**WORK REQUIRED**
Without omitting anything, return the records precisely as given.

**MATERIALS PROVIDED**
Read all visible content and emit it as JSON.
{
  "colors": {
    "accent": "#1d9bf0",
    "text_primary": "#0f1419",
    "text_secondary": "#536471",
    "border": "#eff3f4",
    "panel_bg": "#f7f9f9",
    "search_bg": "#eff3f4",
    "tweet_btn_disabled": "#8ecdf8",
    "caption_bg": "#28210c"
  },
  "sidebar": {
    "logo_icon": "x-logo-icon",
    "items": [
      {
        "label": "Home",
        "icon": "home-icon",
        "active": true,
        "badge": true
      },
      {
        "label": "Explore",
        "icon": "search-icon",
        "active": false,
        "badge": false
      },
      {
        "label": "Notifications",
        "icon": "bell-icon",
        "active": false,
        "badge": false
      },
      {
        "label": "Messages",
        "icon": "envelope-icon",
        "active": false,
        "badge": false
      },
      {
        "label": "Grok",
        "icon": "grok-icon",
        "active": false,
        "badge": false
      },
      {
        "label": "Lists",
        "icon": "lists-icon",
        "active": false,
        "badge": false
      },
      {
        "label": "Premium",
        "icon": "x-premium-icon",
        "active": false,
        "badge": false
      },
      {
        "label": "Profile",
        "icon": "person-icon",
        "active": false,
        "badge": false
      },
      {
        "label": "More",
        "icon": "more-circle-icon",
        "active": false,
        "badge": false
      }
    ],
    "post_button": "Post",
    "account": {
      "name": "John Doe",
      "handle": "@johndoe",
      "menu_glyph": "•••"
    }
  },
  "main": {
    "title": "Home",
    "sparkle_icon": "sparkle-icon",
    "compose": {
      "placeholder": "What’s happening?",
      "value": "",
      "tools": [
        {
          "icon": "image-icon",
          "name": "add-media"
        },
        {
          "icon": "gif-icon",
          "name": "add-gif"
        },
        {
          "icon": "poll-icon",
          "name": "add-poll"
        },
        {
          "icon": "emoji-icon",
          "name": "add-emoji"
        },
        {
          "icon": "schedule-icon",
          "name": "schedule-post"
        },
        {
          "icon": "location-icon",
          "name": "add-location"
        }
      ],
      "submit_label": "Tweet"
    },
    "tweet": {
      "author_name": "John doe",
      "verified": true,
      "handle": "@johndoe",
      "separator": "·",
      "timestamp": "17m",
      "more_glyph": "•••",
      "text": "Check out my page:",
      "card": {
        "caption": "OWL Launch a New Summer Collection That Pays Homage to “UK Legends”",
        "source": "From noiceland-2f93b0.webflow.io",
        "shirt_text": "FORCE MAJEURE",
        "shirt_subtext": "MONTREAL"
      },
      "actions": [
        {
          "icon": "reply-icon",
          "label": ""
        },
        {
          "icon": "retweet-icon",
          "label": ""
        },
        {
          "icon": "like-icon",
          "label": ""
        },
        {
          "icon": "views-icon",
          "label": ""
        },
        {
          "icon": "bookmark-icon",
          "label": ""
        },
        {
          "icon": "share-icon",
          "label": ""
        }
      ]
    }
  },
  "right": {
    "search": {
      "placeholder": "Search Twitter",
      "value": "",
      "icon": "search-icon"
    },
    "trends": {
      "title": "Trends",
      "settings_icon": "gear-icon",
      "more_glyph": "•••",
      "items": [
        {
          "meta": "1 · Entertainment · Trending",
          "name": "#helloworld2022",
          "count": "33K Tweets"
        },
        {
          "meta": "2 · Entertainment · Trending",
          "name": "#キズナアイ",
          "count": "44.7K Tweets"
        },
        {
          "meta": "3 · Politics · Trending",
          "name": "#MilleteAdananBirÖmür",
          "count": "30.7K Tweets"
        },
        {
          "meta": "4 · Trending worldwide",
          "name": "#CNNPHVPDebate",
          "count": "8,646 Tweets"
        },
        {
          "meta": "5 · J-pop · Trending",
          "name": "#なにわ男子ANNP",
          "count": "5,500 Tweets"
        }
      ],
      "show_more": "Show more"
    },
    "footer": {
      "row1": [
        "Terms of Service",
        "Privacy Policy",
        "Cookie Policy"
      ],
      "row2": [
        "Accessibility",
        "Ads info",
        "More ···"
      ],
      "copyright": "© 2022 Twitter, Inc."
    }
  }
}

**EXPECTED ANSWER**
Read all visible content and emit it as JSON.
{
  "colors": {
    "accent": "#1d9bf0",
    "text_primary": "#0f1419",
    "text_secondary": "#536471",
    "border": "#eff3f4",
    "panel_bg": "#f7f9f9",
    "search_bg": "#eff3f4",
    "tweet_btn_disabled": "#8ecdf8",
    "caption_bg": "#28210c"
  },
  "sidebar": {
    "logo_icon": "x-logo-icon",
    "items": [
      {
        "label": "Home",
        "icon": "home-icon",
        "active": true,
        "badge": true
      },
      {
        "label": "Explore",
        "icon": "search-icon",
        "active": false,
        "badge": false
      },
      {
        "label": "Notifications",
        "icon": "bell-icon",
        "active": false,
        "badge": false
      },
      {
        "label": "Messages",
        "icon": "envelope-icon",
        "active": false,
        "badge": false
      },
      {
        "label": "Grok",
        "icon": "grok-icon",
        "active": false,
        "badge": false
      },
      {
        "label": "Lists",
        "icon": "lists-icon",
        "active": false,
        "badge": false
      },
      {
        "label": "Premium",
        "icon": "x-premium-icon",
        "active": false,
        "badge": false
      },
      {
        "label": "Profile",
        "icon": "person-icon",
        "active": false,
        "badge": false
      },
      {
        "label": "More",
        "icon": "more-circle-icon",
        "active": false,
        "badge": false
      }
    ],
    "post_button": "Post",
    "account": {
      "name": "John Doe",
      "handle": "@johndoe",
      "menu_glyph": "•••"
    }
  },
  "main": {
    "title": "Home",
    "sparkle_icon": "sparkle-icon",
    "compose": {
      "placeholder": "What’s happening?",
      "value": "",
      "tools": [
        {
          "icon": "image-icon",
          "name": "add-media"
        },
        {
          "icon": "gif-icon",
          "name": "add-gif"
        },
        {
          "icon": "poll-icon",
          "name": "add-poll"
        },
        {
          "icon": "emoji-icon",
          "name": "add-emoji"
        },
        {
          "icon": "schedule-icon",
          "name": "schedule-post"
        },
        {
          "icon": "location-icon",
          "name": "add-location"
        }
      ],
      "submit_label": "Tweet"
    },
    "tweet": {
      "author_name": "John doe",
      "verified": true,
      "handle": "@johndoe",
      "separator": "·",
      "timestamp": "17m",
      "more_glyph": "•••",
      "text": "Check out my page:",
      "card": {
        "caption": "OWL Launch a New Summer Collection That Pays Homage to “UK Legends”",
        "source": "From noiceland-2f93b0.webflow.io",
        "shirt_text": "FORCE MAJEURE",
        "shirt_subtext": "MONTREAL"
      },
      "actions": [
        {
          "icon": "reply-icon",
          "label": ""
        },
        {
          "icon": "retweet-icon",
          "label": ""
        },
        {
          "icon": "like-icon",
          "label": ""
        },
        {
          "icon": "views-icon",
          "label": ""
        },
        {
          "icon": "bookmark-icon",
          "label": ""
        },
        {
          "icon": "share-icon",
          "label": ""
        }
      ]
    }
  },
  "right": {
    "search": {
      "placeholder": "Search Twitter",
      "value": "",
      "icon": "search-icon"
    },
    "trends": {
      "title": "Trends",
      "settings_icon": "gear-icon",
      "more_glyph": "•••",
      "items": [
        {
          "meta": "1 · Entertainment · Trending",
          "name": "#helloworld2022",
          "count": "33K Tweets"
        },
        {
          "meta": "2 · Entertainment · Trending",
          "name": "#キズナアイ",
          "count": "44.7K Tweets"
        },
        {
          "meta": "3 · Politics · Trending",
          "name": "#MilleteAdananBirÖmür",
          "count": "30.7K Tweets"
        },
        {
          "meta": "4 · Trending worldwide",
          "name": "#CNNPHVPDebate",
          "count": "8,646 Tweets"
        },
        {
          "meta": "5 · J-pop · Trending",
          "name": "#なにわ男子ANNP",
          "count": "5,500 Tweets"
        }
      ],
      "show_more": "Show more"
    },
    "footer": {
      "row1": [
        "Terms of Service",
        "Privacy Policy",
        "Cookie Policy"
      ],
      "row2": [
        "Accessibility",
        "Ads info",
        "More ···"
      ],
      "copyright": "© 2022 Twitter, Inc."
    }
  }
}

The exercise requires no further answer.